WHAT YOU WILL DO: Copy every line that holds "введенных".

▽

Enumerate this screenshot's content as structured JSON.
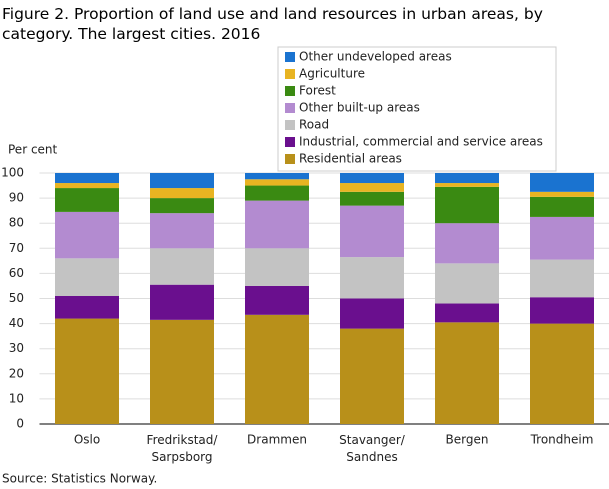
{
  "chart_data": {
    "type": "stacked_bar",
    "title": "Figure 2. Proportion of land use and land resources in urban areas, by category. The largest cities. 2016",
    "y_label": "Per cent",
    "source": "Source: Statistics Norway.",
    "categories": [
      "Oslo",
      "Fredrikstad/ Sarpsborg",
      "Drammen",
      "Stavanger/ Sandnes",
      "Bergen",
      "Trondheim"
    ],
    "series": [
      {
        "name": "Residential areas",
        "color": "#b8901a",
        "values": [
          42,
          41.5,
          43.5,
          38,
          40.5,
          40
        ]
      },
      {
        "name": "Industrial, commercial and service areas",
        "color": "#6a0f8e",
        "values": [
          9,
          14,
          11.5,
          12,
          7.5,
          10.5
        ]
      },
      {
        "name": "Road",
        "color": "#c3c3c3",
        "values": [
          15,
          14.5,
          15,
          16.5,
          16,
          15
        ]
      },
      {
        "name": "Other built-up areas",
        "color": "#b38bd0",
        "values": [
          18.5,
          14,
          19,
          20.5,
          16,
          17
        ]
      },
      {
        "name": "Forest",
        "color": "#3a8a12",
        "values": [
          9.5,
          6,
          6,
          5.5,
          14.5,
          8
        ]
      },
      {
        "name": "Agriculture",
        "color": "#e8b422",
        "values": [
          2,
          4,
          2.5,
          3.5,
          1.5,
          2
        ]
      },
      {
        "name": "Other undeveloped areas",
        "color": "#1a73d0",
        "values": [
          4,
          6,
          2.5,
          4,
          4,
          7.5
        ]
      }
    ],
    "ylim": [
      0,
      100
    ],
    "yticks": [
      0,
      10,
      20,
      30,
      40,
      50,
      60,
      70,
      80,
      90,
      100
    ],
    "grid": true
  }
}
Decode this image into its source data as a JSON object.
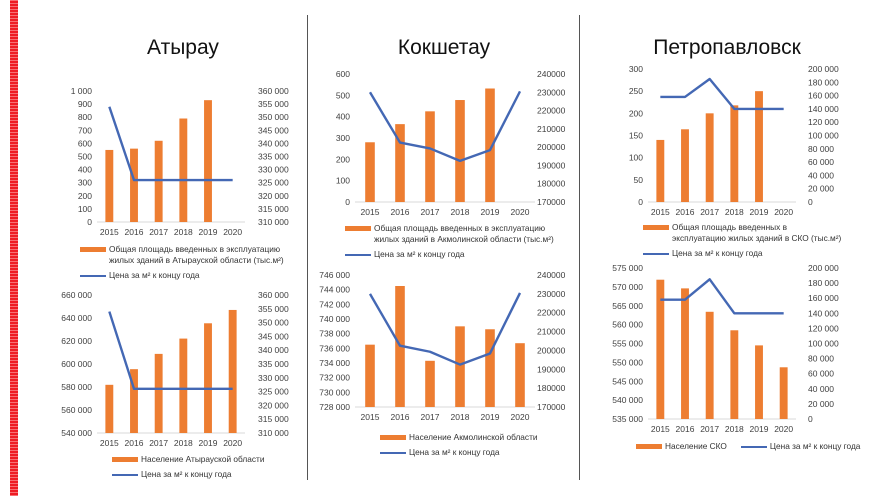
{
  "colors": {
    "bar": "#ed7d31",
    "line": "#4468b4",
    "accent_border": "#ee1c24"
  },
  "cities": [
    {
      "name": "Атырау"
    },
    {
      "name": "Кокшетау"
    },
    {
      "name": "Петропавловск"
    }
  ],
  "chart_data": [
    {
      "id": "atyrau-construction",
      "city": "Атырау",
      "type": "bar",
      "categories": [
        "2015",
        "2016",
        "2017",
        "2018",
        "2019",
        "2020"
      ],
      "series": [
        {
          "name": "Общая площадь введенных в эксплуатацию жилых зданий в Атырауской области (тыс.м²)",
          "kind": "bar",
          "axis": "left",
          "values": [
            550,
            560,
            620,
            790,
            930,
            null
          ]
        },
        {
          "name": "Цена за м² к концу года",
          "kind": "line",
          "axis": "right",
          "values": [
            354000,
            326000,
            326000,
            326000,
            326000,
            326000
          ]
        }
      ],
      "left_axis": {
        "min": 0,
        "max": 1000,
        "step": 100,
        "tick_labels": [
          "0",
          "100",
          "200",
          "300",
          "400",
          "500",
          "600",
          "700",
          "800",
          "900",
          "1 000"
        ]
      },
      "right_axis": {
        "min": 310000,
        "max": 360000,
        "step": 5000,
        "tick_labels": [
          "310 000",
          "315 000",
          "320 000",
          "325 000",
          "330 000",
          "335 000",
          "340 000",
          "345 000",
          "350 000",
          "355 000",
          "360 000"
        ]
      },
      "legend": [
        "Общая площадь введенных в эксплуатацию жилых зданий в Атырауской области (тыс.м²)",
        "Цена за м² к концу года"
      ],
      "legend_placement": "bottom",
      "grid": false
    },
    {
      "id": "atyrau-population",
      "city": "Атырау",
      "type": "bar",
      "categories": [
        "2015",
        "2016",
        "2017",
        "2018",
        "2019",
        "2020"
      ],
      "series": [
        {
          "name": "Население Атырауской области",
          "kind": "bar",
          "axis": "left",
          "values": [
            581900,
            595500,
            608800,
            622100,
            635400,
            647000
          ]
        },
        {
          "name": "Цена за м² к концу года",
          "kind": "line",
          "axis": "right",
          "values": [
            354000,
            326000,
            326000,
            326000,
            326000,
            326000
          ]
        }
      ],
      "left_axis": {
        "min": 540000,
        "max": 660000,
        "step": 20000,
        "tick_labels": [
          "540 000",
          "560 000",
          "580 000",
          "600 000",
          "620 000",
          "640 000",
          "660 000"
        ]
      },
      "right_axis": {
        "min": 310000,
        "max": 360000,
        "step": 5000,
        "tick_labels": [
          "310 000",
          "315 000",
          "320 000",
          "325 000",
          "330 000",
          "335 000",
          "340 000",
          "345 000",
          "350 000",
          "355 000",
          "360 000"
        ]
      },
      "legend": [
        "Население Атырауской области",
        "Цена за м² к концу года"
      ],
      "legend_placement": "bottom",
      "grid": false
    },
    {
      "id": "kokshetau-construction",
      "city": "Кокшетау",
      "type": "bar",
      "categories": [
        "2015",
        "2016",
        "2017",
        "2018",
        "2019",
        "2020"
      ],
      "series": [
        {
          "name": "Общая площадь введенных в эксплуатацию жилых зданий в Акмолинской области (тыс.м²)",
          "kind": "bar",
          "axis": "left",
          "values": [
            280,
            365,
            425,
            478,
            532,
            null
          ]
        },
        {
          "name": "Цена за м² к концу года",
          "kind": "line",
          "axis": "right",
          "values": [
            230000,
            202500,
            199300,
            192500,
            198400,
            230500
          ]
        }
      ],
      "left_axis": {
        "min": 0,
        "max": 600,
        "step": 100,
        "tick_labels": [
          "0",
          "100",
          "200",
          "300",
          "400",
          "500",
          "600"
        ]
      },
      "right_axis": {
        "min": 170000,
        "max": 240000,
        "step": 10000,
        "tick_labels": [
          "170000",
          "180000",
          "190000",
          "200000",
          "210000",
          "220000",
          "230000",
          "240000"
        ]
      },
      "legend": [
        "Общая площадь введенных в эксплуатацию жилых зданий в Акмолинской области (тыс.м²)",
        "Цена за м² к концу года"
      ],
      "legend_placement": "bottom",
      "grid": false
    },
    {
      "id": "kokshetau-population",
      "city": "Кокшетау",
      "type": "bar",
      "categories": [
        "2015",
        "2016",
        "2017",
        "2018",
        "2019",
        "2020"
      ],
      "series": [
        {
          "name": "Население Акмолинской области",
          "kind": "bar",
          "axis": "left",
          "values": [
            736500,
            744500,
            734300,
            739000,
            738600,
            736700
          ]
        },
        {
          "name": "Цена за м² к концу года",
          "kind": "line",
          "axis": "right",
          "values": [
            230000,
            202500,
            199300,
            192500,
            198400,
            230500
          ]
        }
      ],
      "left_axis": {
        "min": 728000,
        "max": 746000,
        "step": 2000,
        "tick_labels": [
          "728 000",
          "730 000",
          "732 000",
          "734 000",
          "736 000",
          "738 000",
          "740 000",
          "742 000",
          "744 000",
          "746 000"
        ]
      },
      "right_axis": {
        "min": 170000,
        "max": 240000,
        "step": 10000,
        "tick_labels": [
          "170000",
          "180000",
          "190000",
          "200000",
          "210000",
          "220000",
          "230000",
          "240000"
        ]
      },
      "legend": [
        "Население Акмолинской области",
        "Цена за м² к концу года"
      ],
      "legend_placement": "bottom",
      "grid": false
    },
    {
      "id": "petropavlovsk-construction",
      "city": "Петропавловск",
      "type": "bar",
      "categories": [
        "2015",
        "2016",
        "2017",
        "2018",
        "2019",
        "2020"
      ],
      "series": [
        {
          "name": "Общая площадь введенных в эксплуатацию жилых зданий в СКО (тыс.м²)",
          "kind": "bar",
          "axis": "left",
          "values": [
            140,
            164,
            200,
            218,
            250,
            null
          ]
        },
        {
          "name": "Цена за м² к концу года",
          "kind": "line",
          "axis": "right",
          "values": [
            158000,
            158000,
            185000,
            140000,
            140000,
            140000
          ]
        }
      ],
      "left_axis": {
        "min": 0,
        "max": 300,
        "step": 50,
        "tick_labels": [
          "0",
          "50",
          "100",
          "150",
          "200",
          "250",
          "300"
        ]
      },
      "right_axis": {
        "min": 0,
        "max": 200000,
        "step": 20000,
        "tick_labels": [
          "0",
          "20 000",
          "40 000",
          "60 000",
          "80 000",
          "100 000",
          "120 000",
          "140 000",
          "160 000",
          "180 000",
          "200 000"
        ]
      },
      "legend": [
        "Общая площадь введенных в эксплуатацию жилых зданий в СКО (тыс.м²)",
        "Цена за м² к концу года"
      ],
      "legend_placement": "bottom",
      "grid": false
    },
    {
      "id": "petropavlovsk-population",
      "city": "Петропавловск",
      "type": "bar",
      "categories": [
        "2015",
        "2016",
        "2017",
        "2018",
        "2019",
        "2020"
      ],
      "series": [
        {
          "name": "Население СКО",
          "kind": "bar",
          "axis": "left",
          "values": [
            571900,
            569600,
            563400,
            558500,
            554500,
            548700
          ]
        },
        {
          "name": "Цена за м² к концу года",
          "kind": "line",
          "axis": "right",
          "values": [
            158000,
            158000,
            185000,
            140000,
            140000,
            140000
          ]
        }
      ],
      "left_axis": {
        "min": 535000,
        "max": 575000,
        "step": 5000,
        "tick_labels": [
          "535 000",
          "540 000",
          "545 000",
          "550 000",
          "555 000",
          "560 000",
          "565 000",
          "570 000",
          "575 000"
        ]
      },
      "right_axis": {
        "min": 0,
        "max": 200000,
        "step": 20000,
        "tick_labels": [
          "0",
          "20 000",
          "40 000",
          "60 000",
          "80 000",
          "100 000",
          "120 000",
          "140 000",
          "160 000",
          "180 000",
          "200 000"
        ]
      },
      "legend": [
        "Население СКО",
        "Цена за м² к концу года"
      ],
      "legend_placement": "bottom",
      "grid": false
    }
  ]
}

△

EXERCISE RESULT:
          "name": "Общая площадь введенных в эксплуатацию жилых зданий в Атырауской области (тыс.м²)",
        "Общая площадь введенных в эксплуатацию жилых зданий в Атырауской области (тыс.м²)",
          "name": "Общая площадь введенных в эксплуатацию жилых зданий в Акмолинской области (тыс.м²)",
        "Общая площадь введенных в эксплуатацию жилых зданий в Акмолинской области (тыс.м²)",
          "name": "Общая площадь введенных в эксплуатацию жилых зданий в СКО (тыс.м²)",
        "Общая площадь введенных в эксплуатацию жилых зданий в СКО (тыс.м²)",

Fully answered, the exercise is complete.